What this task involves —
Repeat the records verbatim and leave the pictures out of your copy.

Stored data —
········

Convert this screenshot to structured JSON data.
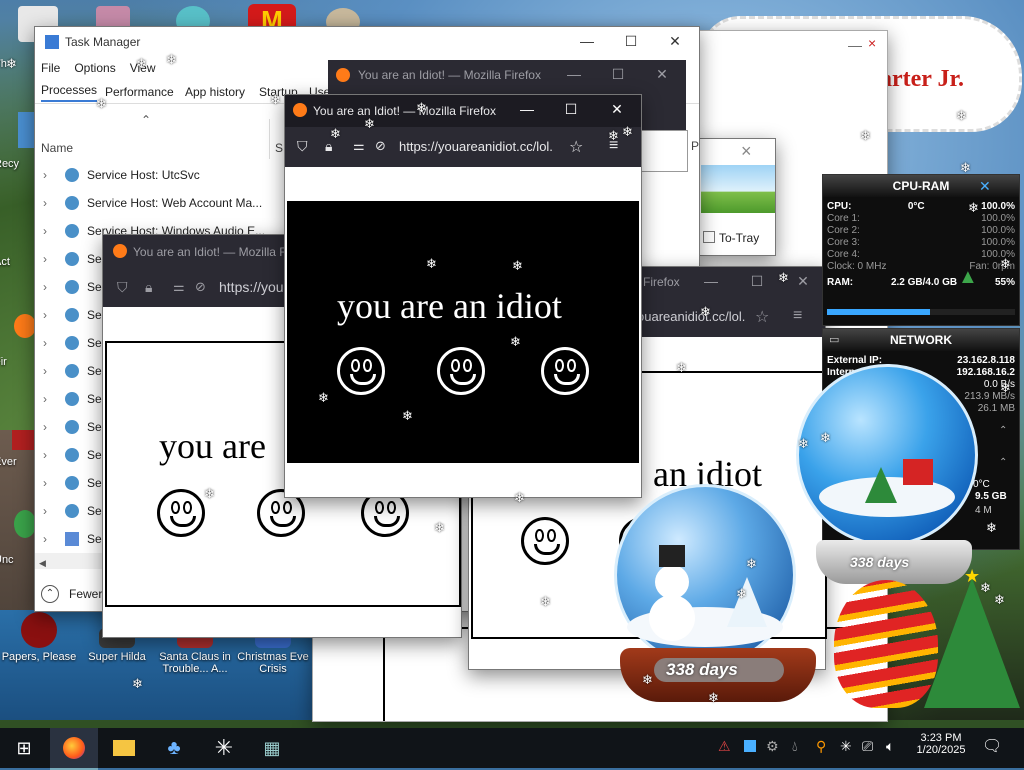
{
  "desktop": {
    "billboard_text": "arter Jr.",
    "icons": [
      {
        "label": "Papers, Please"
      },
      {
        "label": "Super Hilda"
      },
      {
        "label": "Santa Claus in Trouble... A..."
      },
      {
        "label": "Christmas Eve Crisis"
      }
    ],
    "edge_labels": [
      "Th",
      "Recy",
      "Act",
      "Fir",
      "Ever",
      "Unc"
    ]
  },
  "task_manager": {
    "title": "Task Manager",
    "menu": [
      "File",
      "Options",
      "View"
    ],
    "tabs": [
      "Processes",
      "Performance",
      "App history",
      "Startup",
      "Use"
    ],
    "col_name": "Name",
    "col_status": "S",
    "rows": [
      "Service Host: UtcSvc",
      "Service Host: Web Account Ma...",
      "Service Host: Windows Audio E...",
      "Serv",
      "Serv",
      "Serv",
      "Serv",
      "Serv",
      "Serv",
      "Serv",
      "Serv",
      "Serv",
      "Serv",
      "Serv"
    ],
    "fewer_details": "Fewer"
  },
  "windows": {
    "title": "You are an Idiot! — Mozilla Firefox",
    "url_main": "https://youareanidiot.cc/lol.",
    "url_small": "https://you",
    "url_right": "ouareanidiot.cc/lol.",
    "partial_title_right": "Firefox",
    "phrase": "you are an idiot",
    "phrase_left": "you are",
    "phrase_right": "an idiot",
    "to_tray": "To-Tray",
    "p_letter": "P"
  },
  "gadget_cpu": {
    "title": "CPU-RAM",
    "cpu_label": "CPU:",
    "cpu_temp": "0°C",
    "cpu_value": "100.0%",
    "cores": [
      {
        "label": "Core 1:",
        "value": "100.0%"
      },
      {
        "label": "Core 2:",
        "value": "100.0%"
      },
      {
        "label": "Core 3:",
        "value": "100.0%"
      },
      {
        "label": "Core 4:",
        "value": "100.0%"
      }
    ],
    "clock": "Clock: 0 MHz",
    "fan": "Fan: 0rpm",
    "ram_label": "RAM:",
    "ram_value": "2.2 GB/4.0 GB",
    "ram_pct": "55%"
  },
  "gadget_net": {
    "title": "NETWORK",
    "ext_label": "External IP:",
    "ext_value": "23.162.8.118",
    "int_label": "Intern",
    "int_value": "192.168.16.2",
    "speed": "0.0 B/s",
    "v1": "213.9 MB/s",
    "v2": "26.1 MB",
    "temp": "0°C",
    "gb": "9.5 GB",
    "m": "4 M"
  },
  "globes": {
    "left_days": "338 days",
    "right_days": "338 days"
  },
  "taskbar": {
    "time": "3:23 PM",
    "date": "1/20/2025"
  },
  "colors": {
    "firefox_dark": "#1c1b22",
    "taskbar": "#101418",
    "billboard_red": "#c8201a"
  }
}
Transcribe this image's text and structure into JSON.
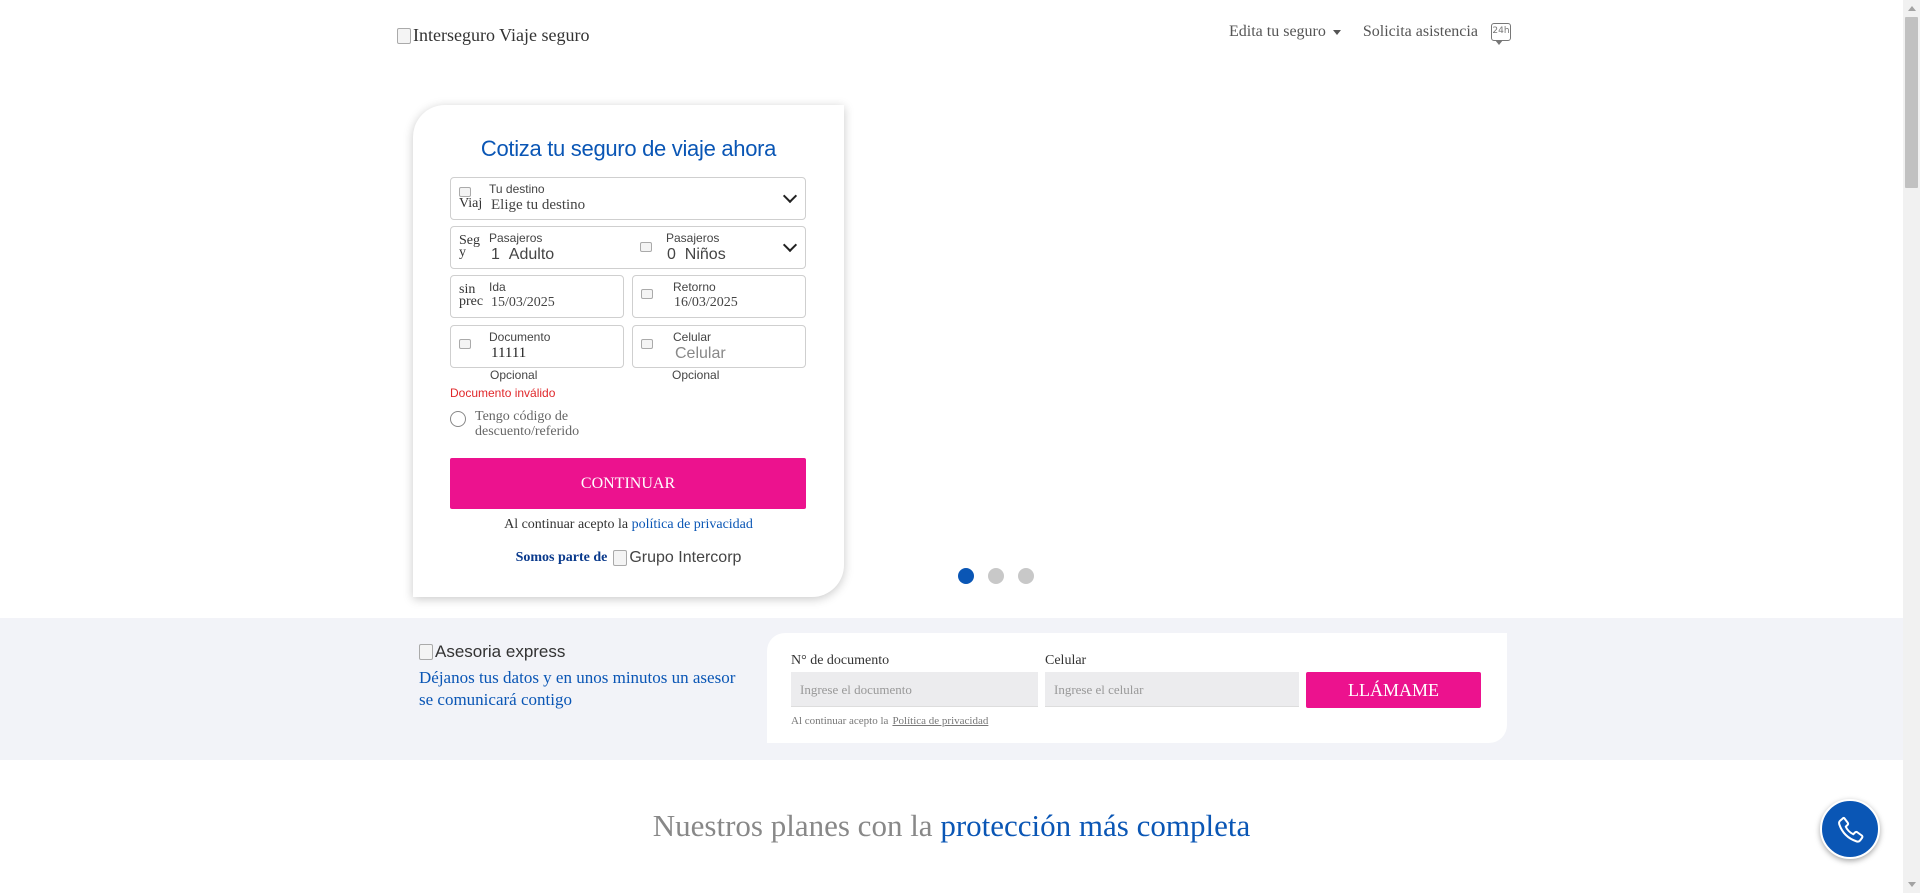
{
  "header": {
    "logo_alt": "Interseguro Viaje seguro",
    "nav": {
      "edit_insurance": "Edita tu seguro",
      "request_assistance": "Solicita asistencia"
    }
  },
  "quote_form": {
    "title": "Cotiza tu seguro de viaje ahora",
    "destination": {
      "icon_alt": "Viaj",
      "label": "Tu destino",
      "value": "Elige tu destino"
    },
    "adults": {
      "icon_alt": "Seg y",
      "label": "Pasajeros",
      "count": "1",
      "unit": "Adulto"
    },
    "children": {
      "icon_alt": "Seg",
      "label": "Pasajeros",
      "count": "0",
      "unit": "Niños"
    },
    "departure": {
      "icon_alt": "sin prec",
      "label": "Ida",
      "value": "15/03/2025"
    },
    "return": {
      "label": "Retorno",
      "value": "16/03/2025"
    },
    "document": {
      "label": "Documento",
      "value": "11111",
      "hint": "Opcional"
    },
    "phone": {
      "label": "Celular",
      "placeholder": "Celular",
      "hint": "Opcional"
    },
    "error_text": "Documento inválido",
    "discount_radio_label": "Tengo código de descuento/referido",
    "continue_label": "CONTINUAR",
    "privacy_prefix": "Al continuar acepto la",
    "privacy_link": "política de privacidad",
    "part_of_label": "Somos parte de",
    "group_logo_alt": "Grupo Intercorp"
  },
  "carousel": {
    "slides": 3,
    "active_index": 0
  },
  "express": {
    "logo_alt": "Asesoria express",
    "text": "Déjanos tus datos y en unos minutos un asesor se comunicará contigo",
    "doc_label": "N° de documento",
    "doc_placeholder": "Ingrese el documento",
    "phone_label": "Celular",
    "phone_placeholder": "Ingrese el celular",
    "button_label": "LLÁMAME",
    "privacy_prefix": "Al continuar acepto la",
    "privacy_link": "Política de privacidad"
  },
  "plans_section": {
    "title_prefix": "Nuestros planes con la",
    "title_highlight": "protección más completa"
  },
  "colors": {
    "brand_blue": "#0a56b5",
    "brand_pink": "#ec128e",
    "error_red": "#e0282b",
    "band_bg": "#f2f3f8"
  }
}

········

Answer to this exercise —
Convert this screenshot to structured JSON data.
{
  "desktop": {
    "billboard_text": "arter Jr.",
    "icons": [
      {
        "label": "Papers, Please"
      },
      {
        "label": "Super Hilda"
      },
      {
        "label": "Santa Claus in Trouble... A..."
      },
      {
        "label": "Christmas Eve Crisis"
      }
    ],
    "edge_labels": [
      "Th",
      "Recy",
      "Act",
      "Fir",
      "Ever",
      "Unc"
    ]
  },
  "task_manager": {
    "title": "Task Manager",
    "menu": [
      "File",
      "Options",
      "View"
    ],
    "tabs": [
      "Processes",
      "Performance",
      "App history",
      "Startup",
      "Use"
    ],
    "col_name": "Name",
    "col_status": "S",
    "rows": [
      "Service Host: UtcSvc",
      "Service Host: Web Account Ma...",
      "Service Host: Windows Audio E...",
      "Serv",
      "Serv",
      "Serv",
      "Serv",
      "Serv",
      "Serv",
      "Serv",
      "Serv",
      "Serv",
      "Serv",
      "Serv"
    ],
    "fewer_details": "Fewer"
  },
  "windows": {
    "title": "You are an Idiot! — Mozilla Firefox",
    "url_main": "https://youareanidiot.cc/lol.",
    "url_small": "https://you",
    "url_right": "ouareanidiot.cc/lol.",
    "partial_title_right": "Firefox",
    "phrase": "you are an idiot",
    "phrase_left": "you are",
    "phrase_right": "an idiot",
    "to_tray": "To-Tray",
    "p_letter": "P"
  },
  "gadget_cpu": {
    "title": "CPU-RAM",
    "cpu_label": "CPU:",
    "cpu_temp": "0°C",
    "cpu_value": "100.0%",
    "cores": [
      {
        "label": "Core 1:",
        "value": "100.0%"
      },
      {
        "label": "Core 2:",
        "value": "100.0%"
      },
      {
        "label": "Core 3:",
        "value": "100.0%"
      },
      {
        "label": "Core 4:",
        "value": "100.0%"
      }
    ],
    "clock": "Clock: 0 MHz",
    "fan": "Fan: 0rpm",
    "ram_label": "RAM:",
    "ram_value": "2.2 GB/4.0 GB",
    "ram_pct": "55%"
  },
  "gadget_net": {
    "title": "NETWORK",
    "ext_label": "External IP:",
    "ext_value": "23.162.8.118",
    "int_label": "Intern",
    "int_value": "192.168.16.2",
    "speed": "0.0 B/s",
    "v1": "213.9 MB/s",
    "v2": "26.1 MB",
    "temp": "0°C",
    "gb": "9.5 GB",
    "m": "4 M"
  },
  "globes": {
    "left_days": "338 days",
    "right_days": "338 days"
  },
  "taskbar": {
    "time": "3:23 PM",
    "date": "1/20/2025"
  },
  "colors": {
    "firefox_dark": "#1c1b22",
    "taskbar": "#101418",
    "billboard_red": "#c8201a"
  }
}
Transcribe this image's text and structure into JSON.
{
  "header": {
    "logo_alt": "Interseguro Viaje seguro",
    "nav": {
      "edit_insurance": "Edita tu seguro",
      "request_assistance": "Solicita asistencia"
    }
  },
  "quote_form": {
    "title": "Cotiza tu seguro de viaje ahora",
    "destination": {
      "icon_alt": "Viaj",
      "label": "Tu destino",
      "value": "Elige tu destino"
    },
    "adults": {
      "icon_alt": "Seg y",
      "label": "Pasajeros",
      "count": "1",
      "unit": "Adulto"
    },
    "children": {
      "icon_alt": "Seg",
      "label": "Pasajeros",
      "count": "0",
      "unit": "Niños"
    },
    "departure": {
      "icon_alt": "sin prec",
      "label": "Ida",
      "value": "15/03/2025"
    },
    "return": {
      "label": "Retorno",
      "value": "16/03/2025"
    },
    "document": {
      "label": "Documento",
      "value": "11111",
      "hint": "Opcional"
    },
    "phone": {
      "label": "Celular",
      "placeholder": "Celular",
      "hint": "Opcional"
    },
    "error_text": "Documento inválido",
    "discount_radio_label": "Tengo código de descuento/referido",
    "continue_label": "CONTINUAR",
    "privacy_prefix": "Al continuar acepto la",
    "privacy_link": "política de privacidad",
    "part_of_label": "Somos parte de",
    "group_logo_alt": "Grupo Intercorp"
  },
  "carousel": {
    "slides": 3,
    "active_index": 0
  },
  "express": {
    "logo_alt": "Asesoria express",
    "text": "Déjanos tus datos y en unos minutos un asesor se comunicará contigo",
    "doc_label": "N° de documento",
    "doc_placeholder": "Ingrese el documento",
    "phone_label": "Celular",
    "phone_placeholder": "Ingrese el celular",
    "button_label": "LLÁMAME",
    "privacy_prefix": "Al continuar acepto la",
    "privacy_link": "Política de privacidad"
  },
  "plans_section": {
    "title_prefix": "Nuestros planes con la",
    "title_highlight": "protección más completa"
  },
  "colors": {
    "brand_blue": "#0a56b5",
    "brand_pink": "#ec128e",
    "error_red": "#e0282b",
    "band_bg": "#f2f3f8"
  }
}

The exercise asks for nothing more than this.